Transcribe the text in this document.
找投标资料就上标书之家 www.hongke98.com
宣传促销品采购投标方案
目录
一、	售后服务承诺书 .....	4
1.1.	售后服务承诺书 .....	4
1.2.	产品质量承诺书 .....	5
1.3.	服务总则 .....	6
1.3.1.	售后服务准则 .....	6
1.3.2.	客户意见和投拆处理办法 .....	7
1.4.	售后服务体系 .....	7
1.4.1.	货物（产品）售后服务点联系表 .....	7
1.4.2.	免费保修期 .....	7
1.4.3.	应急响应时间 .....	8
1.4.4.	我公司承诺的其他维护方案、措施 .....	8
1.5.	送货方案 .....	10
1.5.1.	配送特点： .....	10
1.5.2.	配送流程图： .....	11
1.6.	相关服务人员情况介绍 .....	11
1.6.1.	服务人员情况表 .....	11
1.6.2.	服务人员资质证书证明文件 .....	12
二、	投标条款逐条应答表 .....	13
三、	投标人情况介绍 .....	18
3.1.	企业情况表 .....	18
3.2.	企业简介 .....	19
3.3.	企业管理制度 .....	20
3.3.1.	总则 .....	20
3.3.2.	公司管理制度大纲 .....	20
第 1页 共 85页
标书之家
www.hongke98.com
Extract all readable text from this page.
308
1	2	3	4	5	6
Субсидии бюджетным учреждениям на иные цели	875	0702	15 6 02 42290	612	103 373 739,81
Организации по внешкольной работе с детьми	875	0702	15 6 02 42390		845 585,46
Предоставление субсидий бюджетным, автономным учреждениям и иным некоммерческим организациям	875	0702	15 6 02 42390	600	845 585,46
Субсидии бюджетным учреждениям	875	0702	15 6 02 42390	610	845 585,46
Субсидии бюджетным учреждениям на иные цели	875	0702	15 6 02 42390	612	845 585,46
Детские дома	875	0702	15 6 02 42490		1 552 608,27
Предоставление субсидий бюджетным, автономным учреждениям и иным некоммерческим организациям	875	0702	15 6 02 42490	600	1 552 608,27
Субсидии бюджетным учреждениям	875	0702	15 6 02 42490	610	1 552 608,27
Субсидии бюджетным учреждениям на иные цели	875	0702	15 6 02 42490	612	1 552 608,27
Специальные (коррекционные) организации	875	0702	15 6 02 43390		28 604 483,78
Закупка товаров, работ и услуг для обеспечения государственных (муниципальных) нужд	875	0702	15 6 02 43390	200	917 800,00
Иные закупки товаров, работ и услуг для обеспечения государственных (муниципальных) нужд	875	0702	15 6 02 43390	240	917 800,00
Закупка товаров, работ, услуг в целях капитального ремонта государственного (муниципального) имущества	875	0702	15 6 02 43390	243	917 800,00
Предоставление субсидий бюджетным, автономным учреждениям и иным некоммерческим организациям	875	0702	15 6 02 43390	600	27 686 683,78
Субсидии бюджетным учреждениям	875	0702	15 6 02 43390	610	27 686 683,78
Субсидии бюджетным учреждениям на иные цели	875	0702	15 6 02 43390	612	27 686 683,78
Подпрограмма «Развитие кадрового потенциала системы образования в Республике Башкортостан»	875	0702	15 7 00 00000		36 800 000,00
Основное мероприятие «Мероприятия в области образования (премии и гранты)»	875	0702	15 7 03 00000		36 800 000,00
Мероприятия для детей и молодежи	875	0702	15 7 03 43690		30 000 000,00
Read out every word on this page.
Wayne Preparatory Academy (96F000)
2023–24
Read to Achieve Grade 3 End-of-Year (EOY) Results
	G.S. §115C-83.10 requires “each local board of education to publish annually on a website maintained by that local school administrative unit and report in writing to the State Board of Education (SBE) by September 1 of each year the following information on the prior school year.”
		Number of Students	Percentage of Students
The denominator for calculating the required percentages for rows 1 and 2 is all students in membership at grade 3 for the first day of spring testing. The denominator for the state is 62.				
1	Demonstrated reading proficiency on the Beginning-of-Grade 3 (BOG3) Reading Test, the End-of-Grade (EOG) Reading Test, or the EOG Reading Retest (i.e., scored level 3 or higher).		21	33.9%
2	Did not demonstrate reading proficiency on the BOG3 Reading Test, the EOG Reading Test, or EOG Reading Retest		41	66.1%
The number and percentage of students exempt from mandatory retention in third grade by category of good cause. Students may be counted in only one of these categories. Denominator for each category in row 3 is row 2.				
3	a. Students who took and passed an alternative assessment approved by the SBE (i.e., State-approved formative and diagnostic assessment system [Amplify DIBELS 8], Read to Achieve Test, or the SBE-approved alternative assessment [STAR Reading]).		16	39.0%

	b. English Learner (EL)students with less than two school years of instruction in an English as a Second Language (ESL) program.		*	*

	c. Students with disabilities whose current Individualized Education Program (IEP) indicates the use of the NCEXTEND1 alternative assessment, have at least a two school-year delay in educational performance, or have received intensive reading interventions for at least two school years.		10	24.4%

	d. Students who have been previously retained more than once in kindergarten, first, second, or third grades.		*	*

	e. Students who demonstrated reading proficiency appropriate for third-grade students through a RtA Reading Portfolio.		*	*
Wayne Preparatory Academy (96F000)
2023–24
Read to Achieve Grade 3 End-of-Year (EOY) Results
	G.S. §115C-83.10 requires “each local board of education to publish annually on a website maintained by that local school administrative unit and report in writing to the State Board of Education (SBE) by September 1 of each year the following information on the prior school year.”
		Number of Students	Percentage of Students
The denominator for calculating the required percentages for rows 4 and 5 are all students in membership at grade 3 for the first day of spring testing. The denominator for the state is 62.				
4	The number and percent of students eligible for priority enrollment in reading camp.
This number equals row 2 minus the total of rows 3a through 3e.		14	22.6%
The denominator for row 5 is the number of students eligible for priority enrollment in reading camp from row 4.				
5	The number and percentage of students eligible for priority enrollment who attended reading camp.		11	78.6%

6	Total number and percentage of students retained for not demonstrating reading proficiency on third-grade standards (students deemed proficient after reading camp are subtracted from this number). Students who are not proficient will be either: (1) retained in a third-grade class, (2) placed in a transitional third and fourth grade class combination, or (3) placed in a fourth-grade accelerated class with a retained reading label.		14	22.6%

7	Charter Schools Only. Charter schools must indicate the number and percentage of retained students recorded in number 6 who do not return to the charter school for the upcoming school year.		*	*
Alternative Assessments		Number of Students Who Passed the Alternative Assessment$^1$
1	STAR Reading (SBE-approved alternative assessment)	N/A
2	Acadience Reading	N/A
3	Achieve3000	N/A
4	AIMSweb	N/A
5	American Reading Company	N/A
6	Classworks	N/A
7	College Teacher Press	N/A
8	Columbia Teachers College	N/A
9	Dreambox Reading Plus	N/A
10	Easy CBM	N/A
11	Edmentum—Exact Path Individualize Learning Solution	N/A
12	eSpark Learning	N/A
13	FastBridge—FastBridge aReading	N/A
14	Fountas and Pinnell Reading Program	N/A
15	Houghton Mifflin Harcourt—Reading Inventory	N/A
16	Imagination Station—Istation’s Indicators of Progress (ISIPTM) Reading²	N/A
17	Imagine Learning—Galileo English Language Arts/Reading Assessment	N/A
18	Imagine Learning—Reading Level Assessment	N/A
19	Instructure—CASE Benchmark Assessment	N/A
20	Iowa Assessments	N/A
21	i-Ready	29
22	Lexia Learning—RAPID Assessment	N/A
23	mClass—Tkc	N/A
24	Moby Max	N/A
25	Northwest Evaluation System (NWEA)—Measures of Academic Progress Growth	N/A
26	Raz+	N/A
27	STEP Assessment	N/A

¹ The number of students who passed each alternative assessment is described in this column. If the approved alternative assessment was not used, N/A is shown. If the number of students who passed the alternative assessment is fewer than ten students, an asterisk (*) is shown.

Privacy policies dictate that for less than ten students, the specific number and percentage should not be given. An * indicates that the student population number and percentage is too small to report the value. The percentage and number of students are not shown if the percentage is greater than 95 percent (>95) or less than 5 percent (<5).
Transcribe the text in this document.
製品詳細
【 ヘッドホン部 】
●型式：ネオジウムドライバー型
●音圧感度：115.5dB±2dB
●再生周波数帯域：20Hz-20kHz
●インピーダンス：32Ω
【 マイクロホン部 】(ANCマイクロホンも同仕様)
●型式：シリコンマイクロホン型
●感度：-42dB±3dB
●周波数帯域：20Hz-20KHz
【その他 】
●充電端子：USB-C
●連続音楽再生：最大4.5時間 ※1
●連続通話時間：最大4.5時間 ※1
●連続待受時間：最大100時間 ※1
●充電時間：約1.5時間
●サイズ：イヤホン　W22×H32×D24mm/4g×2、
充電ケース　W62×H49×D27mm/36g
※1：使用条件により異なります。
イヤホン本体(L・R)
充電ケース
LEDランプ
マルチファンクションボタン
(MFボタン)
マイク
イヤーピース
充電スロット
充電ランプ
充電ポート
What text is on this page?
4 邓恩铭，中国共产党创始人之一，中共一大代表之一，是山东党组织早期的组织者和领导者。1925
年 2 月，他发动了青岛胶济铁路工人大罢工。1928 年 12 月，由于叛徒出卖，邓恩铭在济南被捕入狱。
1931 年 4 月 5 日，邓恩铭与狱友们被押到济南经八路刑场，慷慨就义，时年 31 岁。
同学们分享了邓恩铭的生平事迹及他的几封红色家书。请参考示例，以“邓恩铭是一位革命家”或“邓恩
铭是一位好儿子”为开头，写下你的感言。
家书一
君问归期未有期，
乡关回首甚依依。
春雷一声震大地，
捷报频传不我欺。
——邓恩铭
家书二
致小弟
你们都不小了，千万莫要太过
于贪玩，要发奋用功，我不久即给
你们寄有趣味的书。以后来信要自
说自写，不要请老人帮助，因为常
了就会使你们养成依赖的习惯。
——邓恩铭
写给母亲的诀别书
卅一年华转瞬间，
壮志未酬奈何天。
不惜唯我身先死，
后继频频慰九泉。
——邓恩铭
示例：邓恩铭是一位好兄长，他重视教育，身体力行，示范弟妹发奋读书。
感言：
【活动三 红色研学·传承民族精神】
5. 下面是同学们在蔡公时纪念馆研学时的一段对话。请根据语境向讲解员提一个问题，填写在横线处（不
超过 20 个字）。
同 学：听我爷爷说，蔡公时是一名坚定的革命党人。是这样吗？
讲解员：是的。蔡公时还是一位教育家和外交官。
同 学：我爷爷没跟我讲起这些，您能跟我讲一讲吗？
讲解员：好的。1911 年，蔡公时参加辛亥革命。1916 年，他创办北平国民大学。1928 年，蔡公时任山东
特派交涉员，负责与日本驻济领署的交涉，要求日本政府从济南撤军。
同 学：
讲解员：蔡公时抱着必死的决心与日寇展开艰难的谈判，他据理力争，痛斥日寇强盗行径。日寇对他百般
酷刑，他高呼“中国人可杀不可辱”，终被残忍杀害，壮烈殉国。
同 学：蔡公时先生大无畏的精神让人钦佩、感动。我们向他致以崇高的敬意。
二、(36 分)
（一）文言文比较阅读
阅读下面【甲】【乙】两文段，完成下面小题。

**Given task**
State how many lines above contain the string "STAR", with no other words.

**Answer for the task**
2